Records supplied:
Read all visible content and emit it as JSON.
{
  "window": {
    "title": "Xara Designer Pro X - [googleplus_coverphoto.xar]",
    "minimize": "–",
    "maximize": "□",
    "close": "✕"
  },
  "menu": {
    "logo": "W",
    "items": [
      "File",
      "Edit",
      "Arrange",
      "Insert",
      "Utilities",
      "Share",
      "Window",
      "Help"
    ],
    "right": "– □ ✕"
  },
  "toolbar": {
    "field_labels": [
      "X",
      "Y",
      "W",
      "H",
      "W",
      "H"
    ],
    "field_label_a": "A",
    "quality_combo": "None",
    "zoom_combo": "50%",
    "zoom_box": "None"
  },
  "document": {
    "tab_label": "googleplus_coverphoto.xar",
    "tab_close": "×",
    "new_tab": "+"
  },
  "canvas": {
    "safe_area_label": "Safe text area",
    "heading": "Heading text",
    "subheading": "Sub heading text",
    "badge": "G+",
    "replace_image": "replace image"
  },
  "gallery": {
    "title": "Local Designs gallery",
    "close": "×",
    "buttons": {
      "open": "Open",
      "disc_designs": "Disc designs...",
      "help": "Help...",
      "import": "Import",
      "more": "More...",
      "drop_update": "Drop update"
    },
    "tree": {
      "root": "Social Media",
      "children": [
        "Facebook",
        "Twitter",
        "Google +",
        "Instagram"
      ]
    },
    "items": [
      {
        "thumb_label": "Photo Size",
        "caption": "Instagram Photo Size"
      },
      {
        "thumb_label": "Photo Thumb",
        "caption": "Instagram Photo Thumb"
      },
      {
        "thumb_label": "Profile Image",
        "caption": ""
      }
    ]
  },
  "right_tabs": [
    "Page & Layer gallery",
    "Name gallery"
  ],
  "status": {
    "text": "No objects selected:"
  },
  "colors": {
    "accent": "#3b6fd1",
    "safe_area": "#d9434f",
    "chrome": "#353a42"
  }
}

What you will do:
Repeat the records above exactly.

Result of the exercise:
Read all visible content and emit it as JSON.
{
  "window": {
    "title": "Xara Designer Pro X - [googleplus_coverphoto.xar]",
    "minimize": "–",
    "maximize": "□",
    "close": "✕"
  },
  "menu": {
    "logo": "W",
    "items": [
      "File",
      "Edit",
      "Arrange",
      "Insert",
      "Utilities",
      "Share",
      "Window",
      "Help"
    ],
    "right": "– □ ✕"
  },
  "toolbar": {
    "field_labels": [
      "X",
      "Y",
      "W",
      "H",
      "W",
      "H"
    ],
    "field_label_a": "A",
    "quality_combo": "None",
    "zoom_combo": "50%",
    "zoom_box": "None"
  },
  "document": {
    "tab_label": "googleplus_coverphoto.xar",
    "tab_close": "×",
    "new_tab": "+"
  },
  "canvas": {
    "safe_area_label": "Safe text area",
    "heading": "Heading text",
    "subheading": "Sub heading text",
    "badge": "G+",
    "replace_image": "replace image"
  },
  "gallery": {
    "title": "Local Designs gallery",
    "close": "×",
    "buttons": {
      "open": "Open",
      "disc_designs": "Disc designs...",
      "help": "Help...",
      "import": "Import",
      "more": "More...",
      "drop_update": "Drop update"
    },
    "tree": {
      "root": "Social Media",
      "children": [
        "Facebook",
        "Twitter",
        "Google +",
        "Instagram"
      ]
    },
    "items": [
      {
        "thumb_label": "Photo Size",
        "caption": "Instagram Photo Size"
      },
      {
        "thumb_label": "Photo Thumb",
        "caption": "Instagram Photo Thumb"
      },
      {
        "thumb_label": "Profile Image",
        "caption": ""
      }
    ]
  },
  "right_tabs": [
    "Page & Layer gallery",
    "Name gallery"
  ],
  "status": {
    "text": "No objects selected:"
  },
  "colors": {
    "accent": "#3b6fd1",
    "safe_area": "#d9434f",
    "chrome": "#353a42"
  }
}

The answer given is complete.